Entries:

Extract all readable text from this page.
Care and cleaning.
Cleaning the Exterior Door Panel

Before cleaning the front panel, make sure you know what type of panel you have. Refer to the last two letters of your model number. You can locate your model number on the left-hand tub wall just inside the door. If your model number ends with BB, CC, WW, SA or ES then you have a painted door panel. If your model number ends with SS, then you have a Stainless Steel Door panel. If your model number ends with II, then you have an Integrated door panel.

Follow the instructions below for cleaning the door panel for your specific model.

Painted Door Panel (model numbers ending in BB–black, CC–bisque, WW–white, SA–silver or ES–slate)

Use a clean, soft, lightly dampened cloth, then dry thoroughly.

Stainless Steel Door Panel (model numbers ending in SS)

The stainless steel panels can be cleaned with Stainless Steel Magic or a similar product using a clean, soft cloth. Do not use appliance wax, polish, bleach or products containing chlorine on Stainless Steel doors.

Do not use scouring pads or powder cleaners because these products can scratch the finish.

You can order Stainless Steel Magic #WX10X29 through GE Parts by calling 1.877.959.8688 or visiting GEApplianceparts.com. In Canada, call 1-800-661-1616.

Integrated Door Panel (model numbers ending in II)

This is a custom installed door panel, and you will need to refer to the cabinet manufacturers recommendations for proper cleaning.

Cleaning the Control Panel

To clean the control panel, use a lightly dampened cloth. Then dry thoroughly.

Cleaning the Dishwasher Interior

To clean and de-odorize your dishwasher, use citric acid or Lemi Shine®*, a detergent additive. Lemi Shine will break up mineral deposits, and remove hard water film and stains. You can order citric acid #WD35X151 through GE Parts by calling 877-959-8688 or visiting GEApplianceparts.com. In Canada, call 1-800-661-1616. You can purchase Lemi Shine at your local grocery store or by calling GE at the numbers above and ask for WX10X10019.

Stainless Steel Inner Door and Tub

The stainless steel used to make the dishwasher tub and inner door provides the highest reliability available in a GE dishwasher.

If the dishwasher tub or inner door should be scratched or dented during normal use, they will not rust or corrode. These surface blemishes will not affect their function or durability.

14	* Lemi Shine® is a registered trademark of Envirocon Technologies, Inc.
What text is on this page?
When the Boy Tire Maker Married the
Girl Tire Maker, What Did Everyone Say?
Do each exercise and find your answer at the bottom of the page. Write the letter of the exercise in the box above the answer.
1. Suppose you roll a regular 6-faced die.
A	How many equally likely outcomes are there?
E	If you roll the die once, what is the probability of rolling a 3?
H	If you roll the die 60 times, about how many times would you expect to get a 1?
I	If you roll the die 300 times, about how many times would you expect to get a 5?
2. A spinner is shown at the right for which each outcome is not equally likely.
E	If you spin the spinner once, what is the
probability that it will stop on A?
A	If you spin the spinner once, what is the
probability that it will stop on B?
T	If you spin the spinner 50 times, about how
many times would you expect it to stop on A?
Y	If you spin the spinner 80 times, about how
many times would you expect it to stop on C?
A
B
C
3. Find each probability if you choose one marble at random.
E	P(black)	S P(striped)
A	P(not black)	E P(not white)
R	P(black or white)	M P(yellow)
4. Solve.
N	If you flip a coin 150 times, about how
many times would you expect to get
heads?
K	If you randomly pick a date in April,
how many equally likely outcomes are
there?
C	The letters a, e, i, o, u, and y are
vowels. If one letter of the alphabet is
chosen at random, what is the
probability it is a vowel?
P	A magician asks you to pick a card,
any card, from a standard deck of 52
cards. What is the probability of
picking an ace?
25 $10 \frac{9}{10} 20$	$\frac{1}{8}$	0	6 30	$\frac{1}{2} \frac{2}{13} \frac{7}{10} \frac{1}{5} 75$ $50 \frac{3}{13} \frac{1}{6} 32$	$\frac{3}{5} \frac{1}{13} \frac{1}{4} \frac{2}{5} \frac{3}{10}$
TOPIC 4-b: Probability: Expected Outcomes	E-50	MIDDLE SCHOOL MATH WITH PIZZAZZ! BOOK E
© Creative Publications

Short problem:
Some lines of the data above may hold the word "products"; report how many do, and nothing else.

Exercise output:
2